- _Given request A_: Copy the passage of the article on social listening between "Social listening can" and "truly can excel.", inclusive, without any changes.

- _Article_:
⁂
Listening to the conversations happening on social media can be a great way to gauge public opinion about certain topics among target audiences. For campaigns in tight races, it can be a valuable resource. But social listening also has many limitations, and it’s not a replacement for polling.
I’ve spent the past seven years working at the intersection of politics and social media, developing, directing, and executing social media strategies for a range of clients on and off—and up and down—the ballot.
For almost all of the campaigns and clients I’ve worked with, social listening has been an important part of ongoing reporting and analysis. Since 2013, I’ve had a front-row seat to the evolution of social listening tools and capabilities. I’ve used or demoed virtually every major social listening platform on the market today, and have worked with data teams to develop and implement social listening infrastructures in-house.
Social listening can be a useful tool if you know how to use it — and if you understand its limitations. This is a complicated topic with many dimensions, and my goal in this piece is to outline some common pitfalls to watch out for when using this evolving technology, as well as some opportunities and applications in which it truly can excel.
Make sure you understand who you are and aren’t listening to.
In the overwhelming majority of its applications, social listening is only able to capture public online conversations—some of which are much easier to identify than others. Public or private, remember that you’re only “hearing” from those who want their voices to be heard.
Now, 72 percent of U.S. adults use some type of social media, a statistic that’s stayed fairly steady since 2016. But this 72 percent doesn’t align perfectly with the 55 percent who vote.
Though campaigns can still see and collect insights from the public comments that people leave on, say, the campaign’s own public Facebook or Instagram content, it’s important to remember that these comments are being made directly to a candidate or campaign.
In other words, it’s something they want the campaign to know, not things they’d necessarily say behind their backs. For instance, Twitter replies from protected accounts stay private, though they do contribute to the total number of “replies” shown next to a tweet.
Meanwhile, though campaigns can identify and analyze public conversations across platforms like Twitter, Reddit, and Facebook, those conversations are limited to self-selecting and often anonymized communities of users—not a representative sample constructed by pollsters.
Consider that just 22 percent of U.S. adults use Twitter. And according to Pew, these users have, on average, some significant demographic differences from U.S. adults overall, including skewing younger and being more likely to identify as Democrats.
This content and its volume are also prone to manipulation by bots, hackers, and trolls, or all of the above. There are ways that social listening platforms and data scientists have learned to identify and filter out these kinds of accounts. In 2016, we saw that fake accounts can have demonstrable influence on real people’s views and experiences online.
Sure, it’s important to separate, as much as possible, what fake accounts are saying from the content coming from real users. But as long as fake accounts are present, there’s meaningful need and value for some to measure and assess their content.
Platforms including Facebook and Twitter are also stepping up their efforts to crack down on fake engagement. But user growth is one of the most important metrics for online platforms, reducing some of the incentive for them to remove all fake accounts. Plus, there can be a real value to keeping anonymity an option for some users, such as those speaking out or organizing online against oppressive regimes.
On social media, as in real life, those who are loudest can also sometimes be in the minority. In the private sector, research has repeatedly shown that consumers with “extreme experiences” are more likely to leave a review, and the same is true for the increasingly polarized online discourse about politics. In fact, 80 percent of tweets are estimated to come from just 10 percent of the most active accounts.
⁂
- _Records shown_:
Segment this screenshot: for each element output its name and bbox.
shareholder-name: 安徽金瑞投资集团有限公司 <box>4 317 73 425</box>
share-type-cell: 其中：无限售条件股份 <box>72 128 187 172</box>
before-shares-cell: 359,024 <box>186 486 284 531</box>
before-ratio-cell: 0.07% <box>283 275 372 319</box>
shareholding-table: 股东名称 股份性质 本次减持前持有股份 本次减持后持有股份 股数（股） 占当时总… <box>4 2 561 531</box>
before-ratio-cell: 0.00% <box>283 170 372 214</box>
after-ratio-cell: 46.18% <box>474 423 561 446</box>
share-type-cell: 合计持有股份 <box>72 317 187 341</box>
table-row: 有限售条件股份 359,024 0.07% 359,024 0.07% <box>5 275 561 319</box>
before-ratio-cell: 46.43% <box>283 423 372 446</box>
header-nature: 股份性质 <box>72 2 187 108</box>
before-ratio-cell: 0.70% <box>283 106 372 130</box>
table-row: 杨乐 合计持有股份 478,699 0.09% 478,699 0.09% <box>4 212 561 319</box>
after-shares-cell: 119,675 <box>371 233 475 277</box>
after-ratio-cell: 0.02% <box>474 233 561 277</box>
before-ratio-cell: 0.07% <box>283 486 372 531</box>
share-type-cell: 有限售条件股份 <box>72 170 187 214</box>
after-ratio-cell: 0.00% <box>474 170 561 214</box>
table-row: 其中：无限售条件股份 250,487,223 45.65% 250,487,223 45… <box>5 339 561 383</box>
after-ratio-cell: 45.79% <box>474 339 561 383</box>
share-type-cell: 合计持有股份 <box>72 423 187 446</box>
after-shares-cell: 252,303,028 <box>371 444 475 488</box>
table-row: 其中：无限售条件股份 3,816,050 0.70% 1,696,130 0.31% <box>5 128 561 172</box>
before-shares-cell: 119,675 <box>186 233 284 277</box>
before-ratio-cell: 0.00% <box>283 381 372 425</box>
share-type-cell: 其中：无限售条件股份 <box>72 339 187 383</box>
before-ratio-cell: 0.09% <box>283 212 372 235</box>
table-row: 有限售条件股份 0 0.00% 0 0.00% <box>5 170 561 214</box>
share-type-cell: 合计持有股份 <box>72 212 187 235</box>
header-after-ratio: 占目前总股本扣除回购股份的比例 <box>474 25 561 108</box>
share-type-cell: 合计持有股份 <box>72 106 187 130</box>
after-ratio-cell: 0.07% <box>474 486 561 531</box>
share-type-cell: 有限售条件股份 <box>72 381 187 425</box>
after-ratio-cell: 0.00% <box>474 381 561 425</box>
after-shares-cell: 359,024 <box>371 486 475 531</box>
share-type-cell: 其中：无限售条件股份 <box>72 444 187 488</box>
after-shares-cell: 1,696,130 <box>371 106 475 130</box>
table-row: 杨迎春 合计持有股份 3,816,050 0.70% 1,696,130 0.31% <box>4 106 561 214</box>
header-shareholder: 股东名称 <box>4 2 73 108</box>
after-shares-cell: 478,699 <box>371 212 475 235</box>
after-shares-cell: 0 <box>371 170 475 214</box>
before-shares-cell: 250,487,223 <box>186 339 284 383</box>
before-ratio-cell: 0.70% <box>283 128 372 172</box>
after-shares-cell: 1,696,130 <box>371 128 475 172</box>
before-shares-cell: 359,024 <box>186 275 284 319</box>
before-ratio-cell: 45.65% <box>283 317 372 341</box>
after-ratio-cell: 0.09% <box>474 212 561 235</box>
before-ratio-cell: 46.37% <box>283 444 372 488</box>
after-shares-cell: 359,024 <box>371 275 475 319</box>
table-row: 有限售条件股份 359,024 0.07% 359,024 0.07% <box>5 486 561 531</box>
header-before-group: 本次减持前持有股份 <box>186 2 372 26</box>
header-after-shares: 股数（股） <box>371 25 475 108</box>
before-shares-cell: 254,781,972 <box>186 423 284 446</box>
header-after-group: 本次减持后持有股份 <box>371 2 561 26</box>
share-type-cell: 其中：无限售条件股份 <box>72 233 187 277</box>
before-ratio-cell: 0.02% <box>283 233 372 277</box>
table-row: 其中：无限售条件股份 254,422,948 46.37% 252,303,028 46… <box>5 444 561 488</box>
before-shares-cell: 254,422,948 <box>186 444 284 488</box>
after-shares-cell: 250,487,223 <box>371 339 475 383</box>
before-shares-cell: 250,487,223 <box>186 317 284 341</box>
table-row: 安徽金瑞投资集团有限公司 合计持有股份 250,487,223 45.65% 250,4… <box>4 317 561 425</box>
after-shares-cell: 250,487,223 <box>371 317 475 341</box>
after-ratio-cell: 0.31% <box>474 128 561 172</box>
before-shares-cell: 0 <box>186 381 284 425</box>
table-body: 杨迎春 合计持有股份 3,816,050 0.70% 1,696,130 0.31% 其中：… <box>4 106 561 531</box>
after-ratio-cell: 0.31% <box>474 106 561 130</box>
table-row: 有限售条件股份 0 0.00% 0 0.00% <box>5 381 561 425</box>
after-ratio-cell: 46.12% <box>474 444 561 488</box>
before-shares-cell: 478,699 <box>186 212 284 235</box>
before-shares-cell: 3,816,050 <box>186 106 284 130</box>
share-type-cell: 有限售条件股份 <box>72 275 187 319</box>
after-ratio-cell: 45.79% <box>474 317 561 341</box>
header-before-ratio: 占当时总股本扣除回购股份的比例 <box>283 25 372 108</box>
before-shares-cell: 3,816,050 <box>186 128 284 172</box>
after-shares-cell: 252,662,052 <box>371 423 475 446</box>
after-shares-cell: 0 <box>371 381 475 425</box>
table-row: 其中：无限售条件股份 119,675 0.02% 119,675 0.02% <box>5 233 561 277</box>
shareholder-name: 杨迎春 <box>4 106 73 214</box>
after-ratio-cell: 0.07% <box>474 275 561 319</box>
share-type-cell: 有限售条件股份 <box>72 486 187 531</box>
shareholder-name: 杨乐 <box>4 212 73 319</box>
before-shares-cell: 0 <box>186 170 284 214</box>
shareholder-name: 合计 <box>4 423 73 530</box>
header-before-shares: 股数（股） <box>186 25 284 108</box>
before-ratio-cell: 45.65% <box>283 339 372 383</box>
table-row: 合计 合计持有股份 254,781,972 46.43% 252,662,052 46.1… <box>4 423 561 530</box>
⁂
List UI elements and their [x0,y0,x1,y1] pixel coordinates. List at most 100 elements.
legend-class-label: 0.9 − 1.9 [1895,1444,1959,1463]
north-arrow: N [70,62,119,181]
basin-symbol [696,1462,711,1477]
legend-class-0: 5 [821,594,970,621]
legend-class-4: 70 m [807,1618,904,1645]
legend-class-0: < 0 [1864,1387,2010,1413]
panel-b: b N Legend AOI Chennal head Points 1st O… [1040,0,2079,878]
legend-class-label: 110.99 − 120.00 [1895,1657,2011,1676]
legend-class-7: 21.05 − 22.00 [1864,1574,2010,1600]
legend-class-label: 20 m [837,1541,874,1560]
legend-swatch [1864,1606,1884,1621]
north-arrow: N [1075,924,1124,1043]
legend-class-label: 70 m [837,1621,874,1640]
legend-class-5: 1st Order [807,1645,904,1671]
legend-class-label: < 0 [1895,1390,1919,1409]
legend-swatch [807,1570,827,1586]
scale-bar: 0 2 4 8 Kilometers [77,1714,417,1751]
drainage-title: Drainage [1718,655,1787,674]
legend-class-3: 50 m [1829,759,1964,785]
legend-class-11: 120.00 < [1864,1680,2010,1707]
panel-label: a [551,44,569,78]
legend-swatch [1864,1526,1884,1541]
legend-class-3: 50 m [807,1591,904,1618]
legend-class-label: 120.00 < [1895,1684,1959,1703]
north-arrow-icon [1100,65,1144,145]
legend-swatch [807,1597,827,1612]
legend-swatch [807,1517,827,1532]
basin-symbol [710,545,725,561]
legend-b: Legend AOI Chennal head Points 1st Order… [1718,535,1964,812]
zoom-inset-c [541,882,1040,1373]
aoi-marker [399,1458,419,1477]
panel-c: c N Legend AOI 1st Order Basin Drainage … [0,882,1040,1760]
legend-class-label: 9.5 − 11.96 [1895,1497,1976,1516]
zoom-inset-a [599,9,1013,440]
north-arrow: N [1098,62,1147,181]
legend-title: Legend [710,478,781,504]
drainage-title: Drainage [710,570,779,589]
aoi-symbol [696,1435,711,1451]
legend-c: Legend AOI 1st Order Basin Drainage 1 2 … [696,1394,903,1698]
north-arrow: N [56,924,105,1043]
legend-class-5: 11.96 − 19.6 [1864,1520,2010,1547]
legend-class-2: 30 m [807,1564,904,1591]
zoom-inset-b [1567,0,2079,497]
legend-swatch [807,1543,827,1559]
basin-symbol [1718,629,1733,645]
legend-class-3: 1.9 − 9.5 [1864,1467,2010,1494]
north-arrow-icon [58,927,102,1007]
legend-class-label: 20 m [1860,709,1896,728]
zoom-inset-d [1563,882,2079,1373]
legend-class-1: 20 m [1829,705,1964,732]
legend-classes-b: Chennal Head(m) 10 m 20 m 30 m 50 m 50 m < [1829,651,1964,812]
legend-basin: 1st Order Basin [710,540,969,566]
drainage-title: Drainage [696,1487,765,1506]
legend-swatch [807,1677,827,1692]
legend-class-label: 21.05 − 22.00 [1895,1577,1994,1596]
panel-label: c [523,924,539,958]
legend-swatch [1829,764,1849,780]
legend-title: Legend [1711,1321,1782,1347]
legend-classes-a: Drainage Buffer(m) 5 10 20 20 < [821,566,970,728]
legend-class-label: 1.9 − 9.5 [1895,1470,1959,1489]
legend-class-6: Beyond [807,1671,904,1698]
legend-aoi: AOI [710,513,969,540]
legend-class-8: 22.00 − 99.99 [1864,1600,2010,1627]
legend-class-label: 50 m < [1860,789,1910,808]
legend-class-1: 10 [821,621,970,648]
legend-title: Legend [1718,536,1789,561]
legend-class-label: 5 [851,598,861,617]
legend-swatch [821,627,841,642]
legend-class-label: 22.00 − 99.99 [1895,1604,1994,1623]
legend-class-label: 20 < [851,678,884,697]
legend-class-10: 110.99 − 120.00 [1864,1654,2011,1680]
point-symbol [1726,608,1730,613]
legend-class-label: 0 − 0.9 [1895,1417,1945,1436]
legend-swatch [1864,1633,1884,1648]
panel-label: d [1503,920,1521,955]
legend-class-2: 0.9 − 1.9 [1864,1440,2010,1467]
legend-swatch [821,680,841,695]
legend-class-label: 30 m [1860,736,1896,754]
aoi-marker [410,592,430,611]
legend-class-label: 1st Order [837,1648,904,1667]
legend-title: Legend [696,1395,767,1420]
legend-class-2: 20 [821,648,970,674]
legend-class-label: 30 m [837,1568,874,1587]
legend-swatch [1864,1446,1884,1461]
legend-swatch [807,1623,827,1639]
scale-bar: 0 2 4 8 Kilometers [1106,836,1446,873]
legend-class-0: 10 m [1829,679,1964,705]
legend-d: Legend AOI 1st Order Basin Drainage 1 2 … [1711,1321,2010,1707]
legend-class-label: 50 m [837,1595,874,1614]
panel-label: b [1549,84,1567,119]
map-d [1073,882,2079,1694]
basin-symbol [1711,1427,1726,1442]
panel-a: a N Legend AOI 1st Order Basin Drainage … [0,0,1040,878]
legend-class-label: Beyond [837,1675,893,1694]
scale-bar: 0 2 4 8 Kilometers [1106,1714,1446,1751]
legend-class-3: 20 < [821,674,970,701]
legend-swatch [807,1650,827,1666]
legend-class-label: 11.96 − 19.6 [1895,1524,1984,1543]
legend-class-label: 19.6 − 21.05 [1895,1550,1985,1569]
⁂
- _Given request B_: Repeat the lines of the records between the lines holding "List UI elements" and "north-arrow: N [1075,924,1124,1043]", inclusive, without any changes, and give only those lines.

- _Exercise response A_:
Social listening can be a useful tool if you know how to use it — and if you understand its limitations. This is a complicated topic with many dimensions, and my goal in this piece is to outline some common pitfalls to watch out for when using this evolving technology, as well as some opportunities and applications in which it truly can excel.

- _Exercise response B_:
List UI elements and their [x0,y0,x1,y1] pixel coordinates. List at most 100 elements.
legend-class-label: 0.9 − 1.9 [1895,1444,1959,1463]
north-arrow: N [70,62,119,181]
basin-symbol [696,1462,711,1477]
legend-class-0: 5 [821,594,970,621]
legend-class-4: 70 m [807,1618,904,1645]
legend-class-0: < 0 [1864,1387,2010,1413]
panel-b: b N Legend AOI Chennal head Points 1st O… [1040,0,2079,878]
legend-class-label: 110.99 − 120.00 [1895,1657,2011,1676]
legend-class-7: 21.05 − 22.00 [1864,1574,2010,1600]
legend-class-label: 20 m [837,1541,874,1560]
legend-swatch [1864,1606,1884,1621]
north-arrow: N [1075,924,1124,1043]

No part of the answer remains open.